• **DATA FOR THE TASK**:
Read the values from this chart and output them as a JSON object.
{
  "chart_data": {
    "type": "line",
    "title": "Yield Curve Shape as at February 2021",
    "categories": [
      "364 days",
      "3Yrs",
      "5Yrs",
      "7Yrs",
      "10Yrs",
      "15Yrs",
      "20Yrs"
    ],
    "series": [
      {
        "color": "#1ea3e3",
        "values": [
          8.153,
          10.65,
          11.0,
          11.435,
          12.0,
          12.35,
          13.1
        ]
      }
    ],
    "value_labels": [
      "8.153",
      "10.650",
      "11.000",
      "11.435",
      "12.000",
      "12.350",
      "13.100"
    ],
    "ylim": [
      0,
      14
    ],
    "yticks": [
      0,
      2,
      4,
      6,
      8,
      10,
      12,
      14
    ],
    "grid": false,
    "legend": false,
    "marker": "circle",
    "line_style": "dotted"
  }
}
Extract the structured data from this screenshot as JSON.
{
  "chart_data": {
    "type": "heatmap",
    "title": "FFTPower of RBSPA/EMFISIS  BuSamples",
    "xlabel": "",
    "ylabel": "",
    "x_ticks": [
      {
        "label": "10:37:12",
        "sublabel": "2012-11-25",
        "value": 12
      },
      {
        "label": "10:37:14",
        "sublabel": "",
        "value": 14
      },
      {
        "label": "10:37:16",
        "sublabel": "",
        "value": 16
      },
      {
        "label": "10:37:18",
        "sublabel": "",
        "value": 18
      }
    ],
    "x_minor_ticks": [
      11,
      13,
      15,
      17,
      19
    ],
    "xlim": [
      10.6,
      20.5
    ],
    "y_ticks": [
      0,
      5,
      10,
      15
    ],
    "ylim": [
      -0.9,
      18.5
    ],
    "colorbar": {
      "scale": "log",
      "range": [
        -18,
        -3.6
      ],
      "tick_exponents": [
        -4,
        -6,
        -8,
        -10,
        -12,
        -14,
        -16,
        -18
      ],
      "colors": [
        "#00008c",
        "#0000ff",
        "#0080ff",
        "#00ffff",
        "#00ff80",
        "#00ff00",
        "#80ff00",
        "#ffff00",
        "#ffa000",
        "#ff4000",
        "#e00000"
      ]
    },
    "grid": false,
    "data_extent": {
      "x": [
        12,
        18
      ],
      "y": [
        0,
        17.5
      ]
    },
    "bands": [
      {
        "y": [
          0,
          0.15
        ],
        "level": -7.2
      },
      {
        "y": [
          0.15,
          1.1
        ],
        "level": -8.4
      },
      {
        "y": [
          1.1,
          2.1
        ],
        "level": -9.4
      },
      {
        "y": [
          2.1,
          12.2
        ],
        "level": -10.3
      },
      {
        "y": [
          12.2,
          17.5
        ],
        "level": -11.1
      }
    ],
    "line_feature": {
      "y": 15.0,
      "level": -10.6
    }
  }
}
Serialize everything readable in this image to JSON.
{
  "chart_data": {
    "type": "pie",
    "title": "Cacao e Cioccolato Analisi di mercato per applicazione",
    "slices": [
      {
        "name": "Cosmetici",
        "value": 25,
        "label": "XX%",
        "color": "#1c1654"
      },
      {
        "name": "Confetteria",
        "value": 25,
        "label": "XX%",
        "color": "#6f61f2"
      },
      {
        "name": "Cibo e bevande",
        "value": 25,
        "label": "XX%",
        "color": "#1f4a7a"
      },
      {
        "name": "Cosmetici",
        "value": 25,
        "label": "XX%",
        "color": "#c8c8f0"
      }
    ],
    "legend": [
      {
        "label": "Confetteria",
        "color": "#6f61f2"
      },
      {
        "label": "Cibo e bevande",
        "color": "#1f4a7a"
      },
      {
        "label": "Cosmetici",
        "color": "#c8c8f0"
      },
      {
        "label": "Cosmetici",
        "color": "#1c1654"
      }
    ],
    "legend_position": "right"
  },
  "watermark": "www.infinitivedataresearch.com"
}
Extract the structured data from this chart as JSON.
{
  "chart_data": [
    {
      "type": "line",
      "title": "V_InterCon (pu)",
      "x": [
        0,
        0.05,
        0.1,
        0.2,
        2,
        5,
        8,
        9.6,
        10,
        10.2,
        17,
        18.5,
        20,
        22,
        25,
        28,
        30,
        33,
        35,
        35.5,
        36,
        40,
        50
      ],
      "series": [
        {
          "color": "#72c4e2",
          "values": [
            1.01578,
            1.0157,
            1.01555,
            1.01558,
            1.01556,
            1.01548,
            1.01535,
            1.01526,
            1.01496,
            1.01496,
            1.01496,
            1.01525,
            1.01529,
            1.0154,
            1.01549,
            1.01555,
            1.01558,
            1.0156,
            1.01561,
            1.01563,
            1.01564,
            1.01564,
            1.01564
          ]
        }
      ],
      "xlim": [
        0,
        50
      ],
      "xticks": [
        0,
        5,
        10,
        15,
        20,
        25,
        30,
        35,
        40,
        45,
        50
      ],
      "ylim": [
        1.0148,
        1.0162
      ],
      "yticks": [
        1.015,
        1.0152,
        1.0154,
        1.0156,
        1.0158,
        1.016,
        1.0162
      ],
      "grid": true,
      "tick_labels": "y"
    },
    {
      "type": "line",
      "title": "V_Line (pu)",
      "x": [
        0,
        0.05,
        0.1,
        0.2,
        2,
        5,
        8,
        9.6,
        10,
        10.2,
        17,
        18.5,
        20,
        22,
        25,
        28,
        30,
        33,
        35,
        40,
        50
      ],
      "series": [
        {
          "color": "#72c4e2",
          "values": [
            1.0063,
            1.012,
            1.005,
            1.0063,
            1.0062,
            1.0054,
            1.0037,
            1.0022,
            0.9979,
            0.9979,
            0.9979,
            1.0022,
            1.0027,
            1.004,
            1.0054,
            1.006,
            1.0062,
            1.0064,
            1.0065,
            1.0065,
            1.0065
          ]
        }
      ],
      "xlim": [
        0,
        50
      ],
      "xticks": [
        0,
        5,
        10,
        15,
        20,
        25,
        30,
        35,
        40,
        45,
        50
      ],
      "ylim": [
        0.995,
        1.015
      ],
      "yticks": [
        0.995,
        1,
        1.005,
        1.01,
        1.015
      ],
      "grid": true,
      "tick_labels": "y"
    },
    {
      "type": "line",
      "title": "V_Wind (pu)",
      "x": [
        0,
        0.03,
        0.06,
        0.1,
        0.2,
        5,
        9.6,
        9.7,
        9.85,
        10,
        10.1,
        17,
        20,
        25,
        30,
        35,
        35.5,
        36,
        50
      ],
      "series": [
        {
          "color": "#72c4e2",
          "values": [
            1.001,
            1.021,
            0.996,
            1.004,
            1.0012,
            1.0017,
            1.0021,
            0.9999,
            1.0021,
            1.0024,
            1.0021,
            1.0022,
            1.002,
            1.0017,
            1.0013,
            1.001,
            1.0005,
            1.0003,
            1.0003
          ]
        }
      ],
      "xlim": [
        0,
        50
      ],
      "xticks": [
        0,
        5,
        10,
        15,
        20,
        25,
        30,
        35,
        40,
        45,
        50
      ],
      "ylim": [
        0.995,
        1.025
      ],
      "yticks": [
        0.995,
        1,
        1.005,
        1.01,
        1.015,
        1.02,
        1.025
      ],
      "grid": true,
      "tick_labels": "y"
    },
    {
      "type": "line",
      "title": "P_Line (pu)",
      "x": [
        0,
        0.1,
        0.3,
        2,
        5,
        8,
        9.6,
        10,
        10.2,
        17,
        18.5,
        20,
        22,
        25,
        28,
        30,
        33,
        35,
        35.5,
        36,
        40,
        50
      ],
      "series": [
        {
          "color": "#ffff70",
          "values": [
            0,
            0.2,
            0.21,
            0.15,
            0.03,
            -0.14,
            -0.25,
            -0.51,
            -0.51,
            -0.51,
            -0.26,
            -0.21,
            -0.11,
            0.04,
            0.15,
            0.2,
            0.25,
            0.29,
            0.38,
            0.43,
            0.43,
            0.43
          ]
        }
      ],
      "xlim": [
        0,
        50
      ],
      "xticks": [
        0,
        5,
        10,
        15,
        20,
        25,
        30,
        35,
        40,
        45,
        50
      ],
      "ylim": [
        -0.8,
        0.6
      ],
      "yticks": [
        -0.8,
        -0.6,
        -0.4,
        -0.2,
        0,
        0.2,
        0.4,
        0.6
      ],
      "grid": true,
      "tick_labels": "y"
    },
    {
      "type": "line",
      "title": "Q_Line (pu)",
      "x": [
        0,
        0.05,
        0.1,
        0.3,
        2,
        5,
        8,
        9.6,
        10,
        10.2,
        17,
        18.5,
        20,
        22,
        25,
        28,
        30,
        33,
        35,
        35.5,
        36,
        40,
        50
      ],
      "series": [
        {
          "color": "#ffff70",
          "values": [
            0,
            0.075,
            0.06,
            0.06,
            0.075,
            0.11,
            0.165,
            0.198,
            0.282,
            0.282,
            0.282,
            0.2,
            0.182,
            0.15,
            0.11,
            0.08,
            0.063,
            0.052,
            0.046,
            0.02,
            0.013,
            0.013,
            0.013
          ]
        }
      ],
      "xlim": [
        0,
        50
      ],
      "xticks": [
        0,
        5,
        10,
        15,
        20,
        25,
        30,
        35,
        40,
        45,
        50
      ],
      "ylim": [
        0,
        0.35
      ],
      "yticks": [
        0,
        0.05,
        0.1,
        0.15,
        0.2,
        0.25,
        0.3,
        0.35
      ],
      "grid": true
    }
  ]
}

• **GIVEN EXERCISE**:
For the data above, state only how many lines include the word "from".

• **WRITTEN ANSWER**:
3